## [Exercise brief]
Search the records for the word "image" and pick out every line that has it.

(Dataset records)
============

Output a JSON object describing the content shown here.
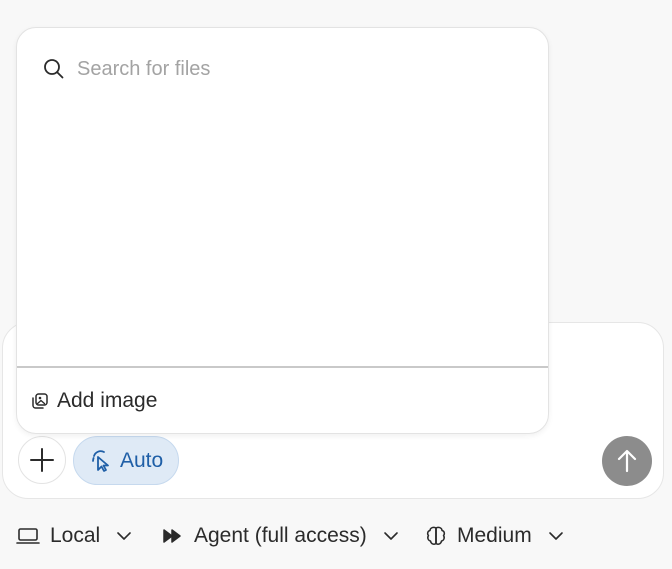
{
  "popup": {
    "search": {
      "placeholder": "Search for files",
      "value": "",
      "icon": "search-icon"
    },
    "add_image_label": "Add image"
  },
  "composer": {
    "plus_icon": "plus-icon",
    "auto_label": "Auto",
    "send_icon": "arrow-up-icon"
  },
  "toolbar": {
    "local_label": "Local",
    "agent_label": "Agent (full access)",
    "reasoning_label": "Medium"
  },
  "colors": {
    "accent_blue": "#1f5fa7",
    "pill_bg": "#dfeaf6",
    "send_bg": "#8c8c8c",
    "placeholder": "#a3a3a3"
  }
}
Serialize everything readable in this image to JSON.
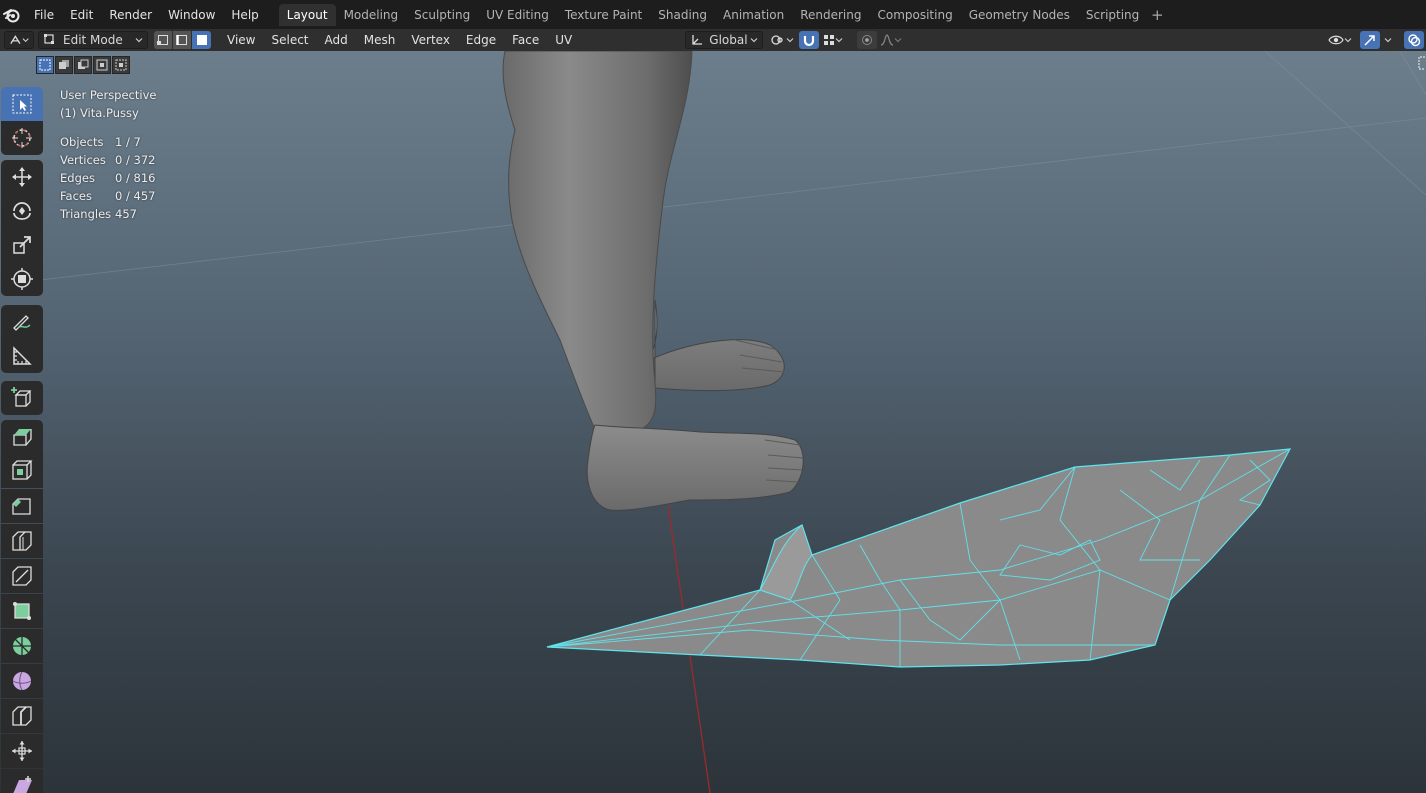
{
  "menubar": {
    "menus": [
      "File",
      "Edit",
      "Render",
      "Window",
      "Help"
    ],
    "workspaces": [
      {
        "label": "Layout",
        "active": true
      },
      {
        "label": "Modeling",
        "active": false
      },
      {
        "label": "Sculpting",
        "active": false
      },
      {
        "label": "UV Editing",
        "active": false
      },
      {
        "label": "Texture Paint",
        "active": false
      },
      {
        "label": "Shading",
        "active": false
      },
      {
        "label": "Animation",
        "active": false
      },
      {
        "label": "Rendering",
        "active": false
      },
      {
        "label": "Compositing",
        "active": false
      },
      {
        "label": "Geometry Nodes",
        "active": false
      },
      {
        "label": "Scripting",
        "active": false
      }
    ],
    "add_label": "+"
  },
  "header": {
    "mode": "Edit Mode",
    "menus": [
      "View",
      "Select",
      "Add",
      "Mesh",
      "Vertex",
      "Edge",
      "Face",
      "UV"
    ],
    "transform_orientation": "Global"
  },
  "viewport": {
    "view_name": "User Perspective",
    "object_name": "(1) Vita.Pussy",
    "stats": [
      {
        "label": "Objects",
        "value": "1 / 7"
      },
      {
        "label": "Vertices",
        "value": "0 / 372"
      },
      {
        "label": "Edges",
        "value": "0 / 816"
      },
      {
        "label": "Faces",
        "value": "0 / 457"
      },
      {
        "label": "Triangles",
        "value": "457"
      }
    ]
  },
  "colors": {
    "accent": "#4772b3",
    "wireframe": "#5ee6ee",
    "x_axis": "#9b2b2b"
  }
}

============

## [Solution to this task]
    "add_image_label": "Add image"
Serialize everything readable in this image to JSON.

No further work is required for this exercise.